> [The task]
Transcribe the material exactly. Images do not belong in the copy.

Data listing

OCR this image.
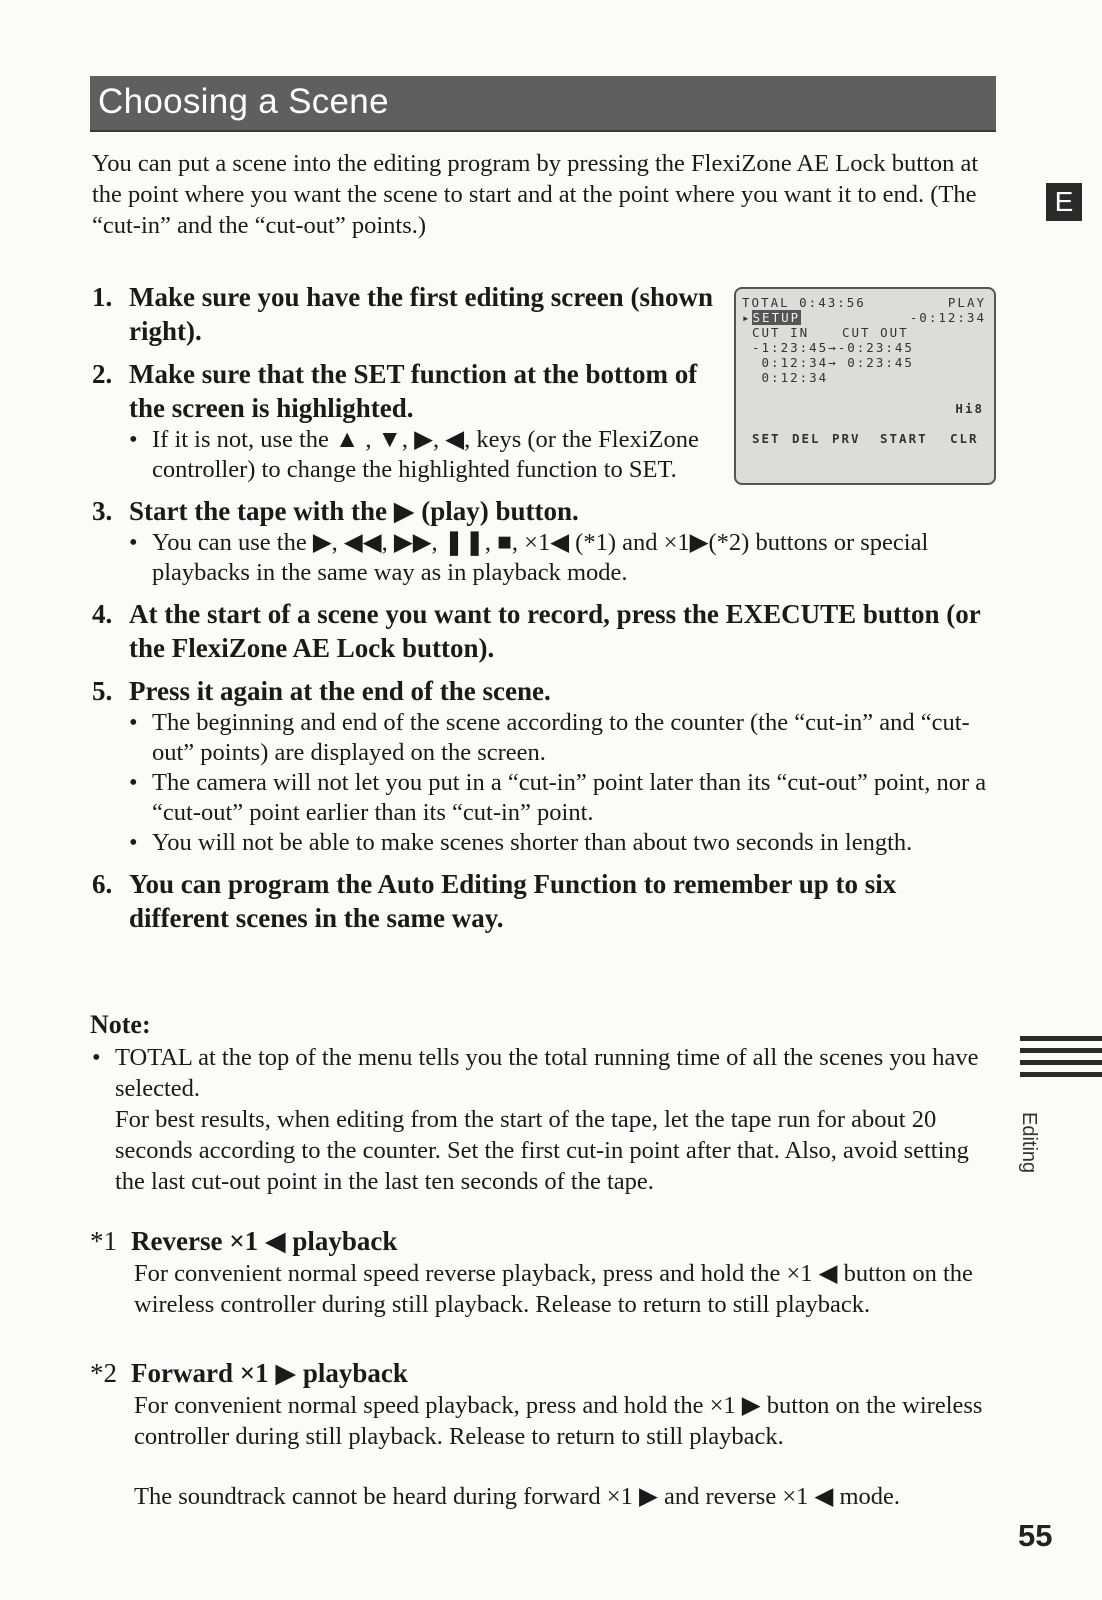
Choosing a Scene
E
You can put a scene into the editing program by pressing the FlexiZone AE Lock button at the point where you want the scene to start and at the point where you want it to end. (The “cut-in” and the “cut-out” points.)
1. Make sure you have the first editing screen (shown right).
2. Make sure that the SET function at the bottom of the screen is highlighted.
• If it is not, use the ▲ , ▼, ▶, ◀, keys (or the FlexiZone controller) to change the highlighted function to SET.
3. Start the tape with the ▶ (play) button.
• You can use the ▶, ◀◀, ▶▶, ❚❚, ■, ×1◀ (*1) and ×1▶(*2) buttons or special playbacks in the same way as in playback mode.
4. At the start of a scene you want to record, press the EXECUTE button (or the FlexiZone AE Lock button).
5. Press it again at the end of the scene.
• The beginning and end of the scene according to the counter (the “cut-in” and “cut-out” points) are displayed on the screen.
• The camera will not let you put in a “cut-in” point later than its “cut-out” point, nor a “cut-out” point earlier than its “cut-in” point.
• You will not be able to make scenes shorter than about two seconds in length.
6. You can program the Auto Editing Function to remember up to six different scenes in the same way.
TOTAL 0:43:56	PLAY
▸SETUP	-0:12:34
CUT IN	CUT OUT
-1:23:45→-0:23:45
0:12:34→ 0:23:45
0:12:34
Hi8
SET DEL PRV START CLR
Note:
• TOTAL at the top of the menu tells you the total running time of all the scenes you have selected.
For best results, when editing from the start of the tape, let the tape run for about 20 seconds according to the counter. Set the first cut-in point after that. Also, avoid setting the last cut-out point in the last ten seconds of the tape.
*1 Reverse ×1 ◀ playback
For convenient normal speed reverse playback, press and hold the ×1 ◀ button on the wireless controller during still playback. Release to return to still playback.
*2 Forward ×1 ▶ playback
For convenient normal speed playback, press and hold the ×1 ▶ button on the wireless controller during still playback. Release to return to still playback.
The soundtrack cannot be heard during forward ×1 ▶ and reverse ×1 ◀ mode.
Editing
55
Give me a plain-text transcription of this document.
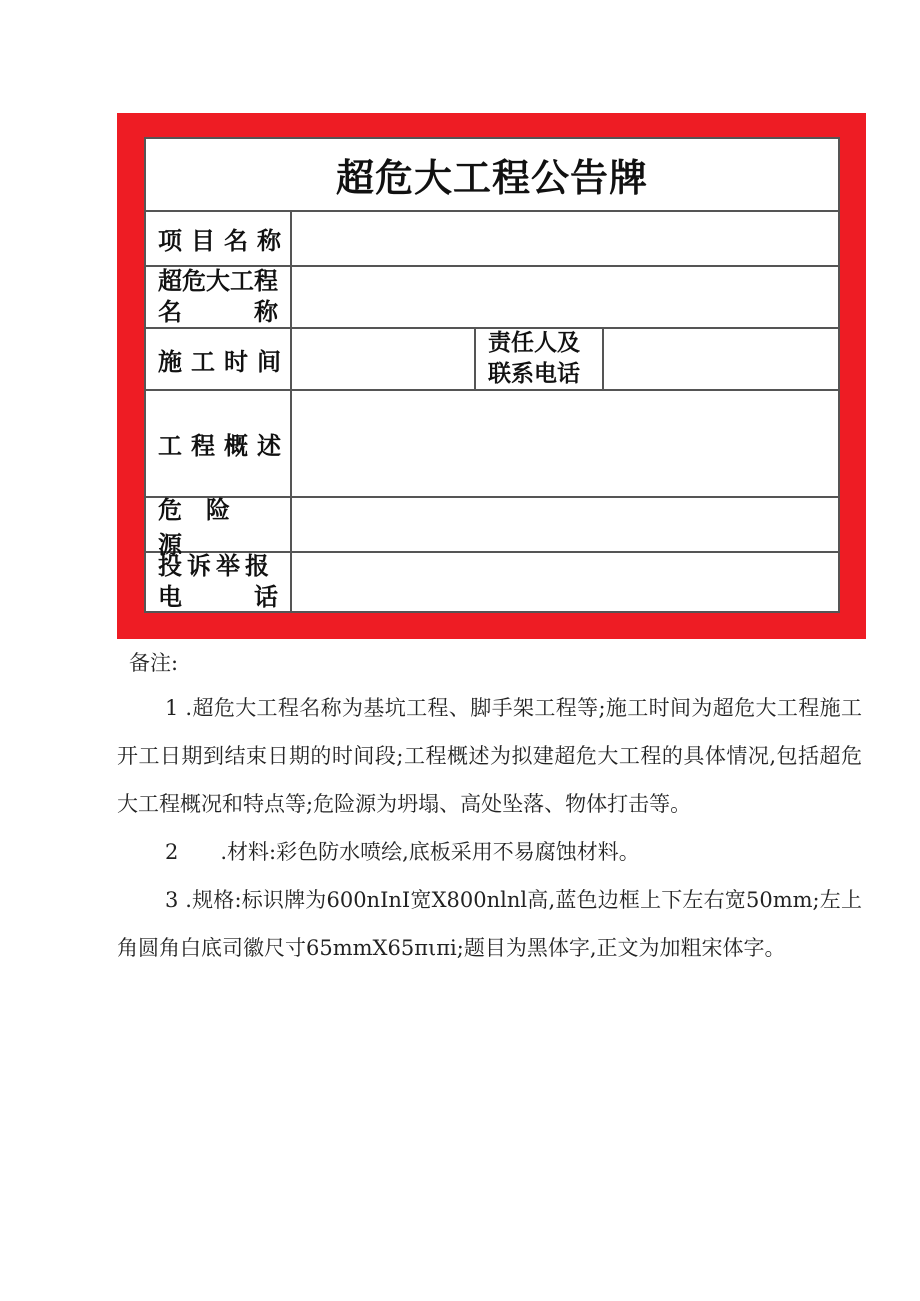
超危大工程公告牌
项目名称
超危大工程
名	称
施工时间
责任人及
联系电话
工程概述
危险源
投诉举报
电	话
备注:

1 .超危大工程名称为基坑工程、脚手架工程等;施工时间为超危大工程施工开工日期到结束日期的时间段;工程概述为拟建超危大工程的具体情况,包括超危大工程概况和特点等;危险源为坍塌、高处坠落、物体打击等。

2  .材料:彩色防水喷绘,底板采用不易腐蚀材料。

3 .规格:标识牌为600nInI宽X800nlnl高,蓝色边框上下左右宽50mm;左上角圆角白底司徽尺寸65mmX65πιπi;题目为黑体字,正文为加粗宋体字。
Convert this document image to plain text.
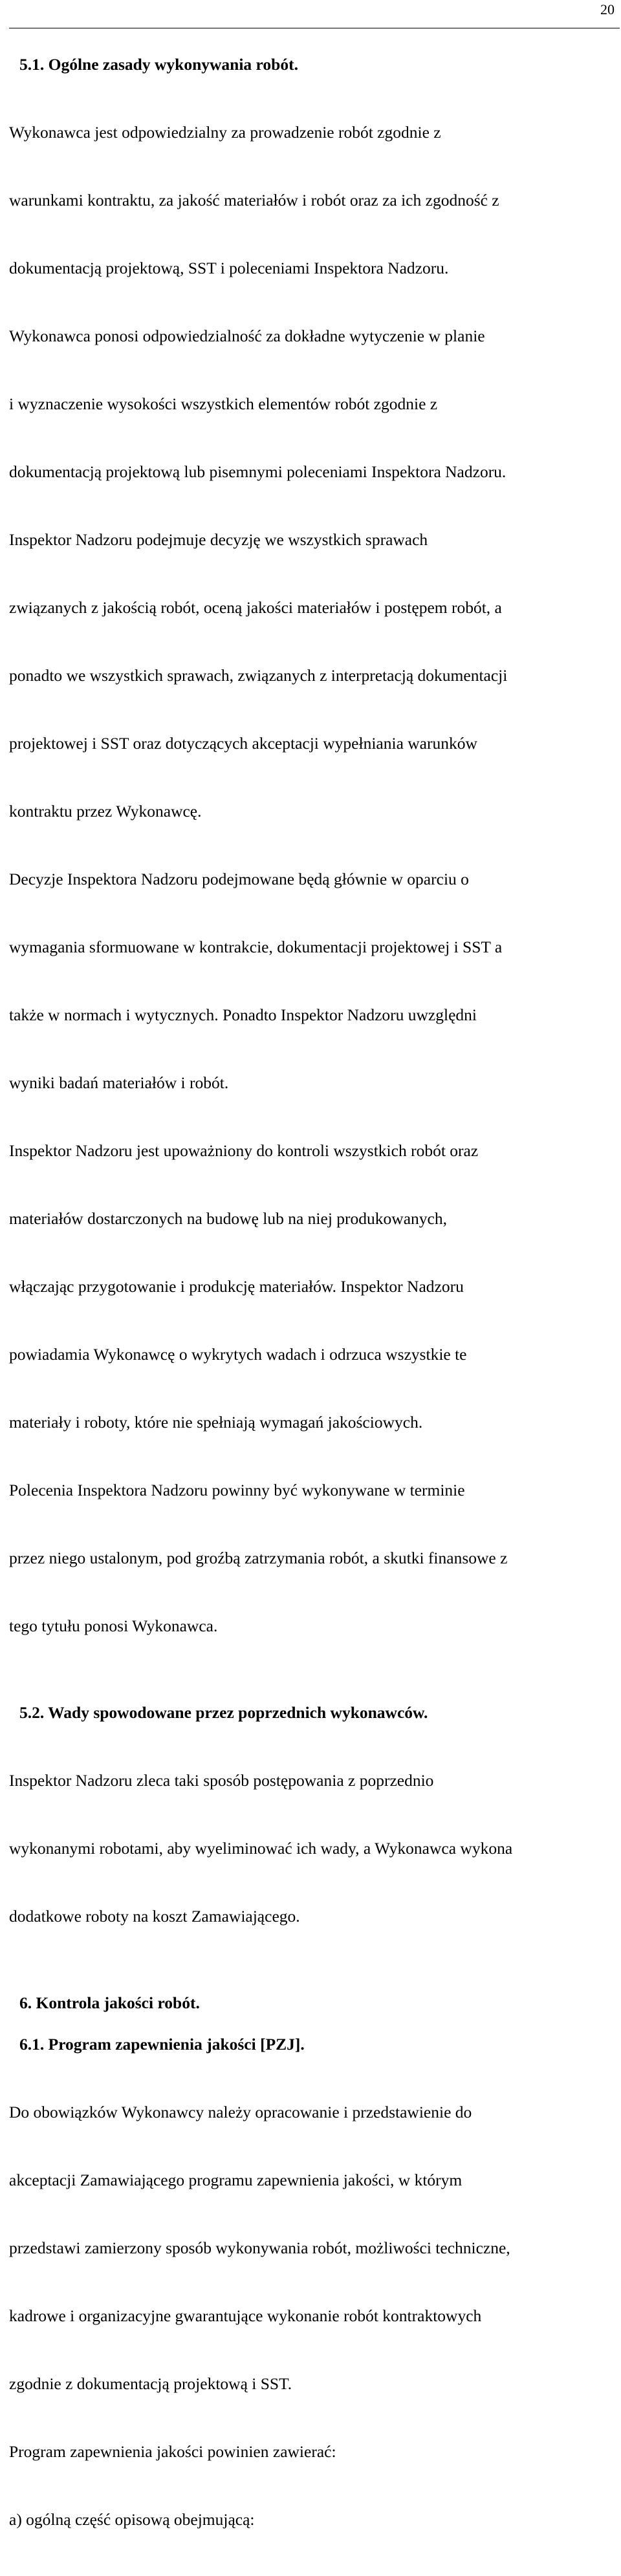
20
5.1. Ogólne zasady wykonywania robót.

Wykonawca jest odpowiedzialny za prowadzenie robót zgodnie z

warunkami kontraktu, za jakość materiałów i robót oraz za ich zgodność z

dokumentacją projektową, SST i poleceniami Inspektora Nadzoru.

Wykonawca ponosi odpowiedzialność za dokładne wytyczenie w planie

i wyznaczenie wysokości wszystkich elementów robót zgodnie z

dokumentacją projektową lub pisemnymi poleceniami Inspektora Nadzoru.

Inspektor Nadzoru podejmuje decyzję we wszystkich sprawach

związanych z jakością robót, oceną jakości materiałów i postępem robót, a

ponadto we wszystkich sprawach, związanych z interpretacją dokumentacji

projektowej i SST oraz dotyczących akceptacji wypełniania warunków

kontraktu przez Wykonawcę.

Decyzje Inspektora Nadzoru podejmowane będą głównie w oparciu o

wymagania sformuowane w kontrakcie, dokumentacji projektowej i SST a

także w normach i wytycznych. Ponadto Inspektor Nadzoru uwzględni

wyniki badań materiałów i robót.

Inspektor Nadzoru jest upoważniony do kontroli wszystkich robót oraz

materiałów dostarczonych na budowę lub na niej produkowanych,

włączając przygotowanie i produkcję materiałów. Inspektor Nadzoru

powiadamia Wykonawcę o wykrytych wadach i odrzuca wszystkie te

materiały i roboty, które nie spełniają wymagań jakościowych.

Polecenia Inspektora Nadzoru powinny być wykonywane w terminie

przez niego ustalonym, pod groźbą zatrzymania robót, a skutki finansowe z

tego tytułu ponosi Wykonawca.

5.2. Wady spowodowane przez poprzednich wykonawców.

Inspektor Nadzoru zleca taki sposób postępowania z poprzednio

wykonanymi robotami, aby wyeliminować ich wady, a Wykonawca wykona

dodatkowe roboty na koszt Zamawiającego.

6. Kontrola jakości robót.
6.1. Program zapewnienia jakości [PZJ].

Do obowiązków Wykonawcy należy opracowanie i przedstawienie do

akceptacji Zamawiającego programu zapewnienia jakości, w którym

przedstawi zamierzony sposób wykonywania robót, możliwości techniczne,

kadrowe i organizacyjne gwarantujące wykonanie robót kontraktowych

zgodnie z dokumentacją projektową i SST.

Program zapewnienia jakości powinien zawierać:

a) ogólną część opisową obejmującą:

> [Right answer]
OCR this image.
Choosing a Scene
E
You can put a scene into the editing program by pressing the FlexiZone AE Lock button at the point where you want the scene to start and at the point where you want it to end. (The “cut-in” and the “cut-out” points.)
1. Make sure you have the first editing screen (shown right).
2. Make sure that the SET function at the bottom of the screen is highlighted.
• If it is not, use the ▲ , ▼, ▶, ◀, keys (or the FlexiZone controller) to change the highlighted function to SET.
3. Start the tape with the ▶ (play) button.
• You can use the ▶, ◀◀, ▶▶, ❚❚, ■, ×1◀ (*1) and ×1▶(*2) buttons or special playbacks in the same way as in playback mode.
4. At the start of a scene you want to record, press the EXECUTE button (or the FlexiZone AE Lock button).
5. Press it again at the end of the scene.
• The beginning and end of the scene according to the counter (the “cut-in” and “cut-out” points) are displayed on the screen.
• The camera will not let you put in a “cut-in” point later than its “cut-out” point, nor a “cut-out” point earlier than its “cut-in” point.
• You will not be able to make scenes shorter than about two seconds in length.
6. You can program the Auto Editing Function to remember up to six different scenes in the same way.
TOTAL 0:43:56	PLAY
▸SETUP	-0:12:34
CUT IN	CUT OUT
-1:23:45→-0:23:45
0:12:34→ 0:23:45
0:12:34
Hi8
SET DEL PRV START CLR
Note:
• TOTAL at the top of the menu tells you the total running time of all the scenes you have selected.
For best results, when editing from the start of the tape, let the tape run for about 20 seconds according to the counter. Set the first cut-in point after that. Also, avoid setting the last cut-out point in the last ten seconds of the tape.
*1 Reverse ×1 ◀ playback
For convenient normal speed reverse playback, press and hold the ×1 ◀ button on the wireless controller during still playback. Release to return to still playback.
*2 Forward ×1 ▶ playback
For convenient normal speed playback, press and hold the ×1 ▶ button on the wireless controller during still playback. Release to return to still playback.
The soundtrack cannot be heard during forward ×1 ▶ and reverse ×1 ◀ mode.
Editing
55
Give me a plain-text transcription of this document.
超危大工程公告牌
项目名称
超危大工程
名	称
施工时间
责任人及
联系电话
工程概述
危险源
投诉举报
电	话
备注:

1 .超危大工程名称为基坑工程、脚手架工程等;施工时间为超危大工程施工开工日期到结束日期的时间段;工程概述为拟建超危大工程的具体情况,包括超危大工程概况和特点等;危险源为坍塌、高处坠落、物体打击等。

2  .材料:彩色防水喷绘,底板采用不易腐蚀材料。

3 .规格:标识牌为600nInI宽X800nlnl高,蓝色边框上下左右宽50mm;左上角圆角白底司徽尺寸65mmX65πιπi;题目为黑体字,正文为加粗宋体字。
Convert this document image to plain text.
20
5.1. Ogólne zasady wykonywania robót.

Wykonawca jest odpowiedzialny za prowadzenie robót zgodnie z

warunkami kontraktu, za jakość materiałów i robót oraz za ich zgodność z

dokumentacją projektową, SST i poleceniami Inspektora Nadzoru.

Wykonawca ponosi odpowiedzialność za dokładne wytyczenie w planie

i wyznaczenie wysokości wszystkich elementów robót zgodnie z

dokumentacją projektową lub pisemnymi poleceniami Inspektora Nadzoru.

Inspektor Nadzoru podejmuje decyzję we wszystkich sprawach

związanych z jakością robót, oceną jakości materiałów i postępem robót, a

ponadto we wszystkich sprawach, związanych z interpretacją dokumentacji

projektowej i SST oraz dotyczących akceptacji wypełniania warunków

kontraktu przez Wykonawcę.

Decyzje Inspektora Nadzoru podejmowane będą głównie w oparciu o

wymagania sformuowane w kontrakcie, dokumentacji projektowej i SST a

także w normach i wytycznych. Ponadto Inspektor Nadzoru uwzględni

wyniki badań materiałów i robót.

Inspektor Nadzoru jest upoważniony do kontroli wszystkich robót oraz

materiałów dostarczonych na budowę lub na niej produkowanych,

włączając przygotowanie i produkcję materiałów. Inspektor Nadzoru

powiadamia Wykonawcę o wykrytych wadach i odrzuca wszystkie te

materiały i roboty, które nie spełniają wymagań jakościowych.

Polecenia Inspektora Nadzoru powinny być wykonywane w terminie

przez niego ustalonym, pod groźbą zatrzymania robót, a skutki finansowe z

tego tytułu ponosi Wykonawca.

5.2. Wady spowodowane przez poprzednich wykonawców.

Inspektor Nadzoru zleca taki sposób postępowania z poprzednio

wykonanymi robotami, aby wyeliminować ich wady, a Wykonawca wykona

dodatkowe roboty na koszt Zamawiającego.

6. Kontrola jakości robót.
6.1. Program zapewnienia jakości [PZJ].

Do obowiązków Wykonawcy należy opracowanie i przedstawienie do

akceptacji Zamawiającego programu zapewnienia jakości, w którym

przedstawi zamierzony sposób wykonywania robót, możliwości techniczne,

kadrowe i organizacyjne gwarantujące wykonanie robót kontraktowych

zgodnie z dokumentacją projektową i SST.

Program zapewnienia jakości powinien zawierać:

a) ogólną część opisową obejmującą:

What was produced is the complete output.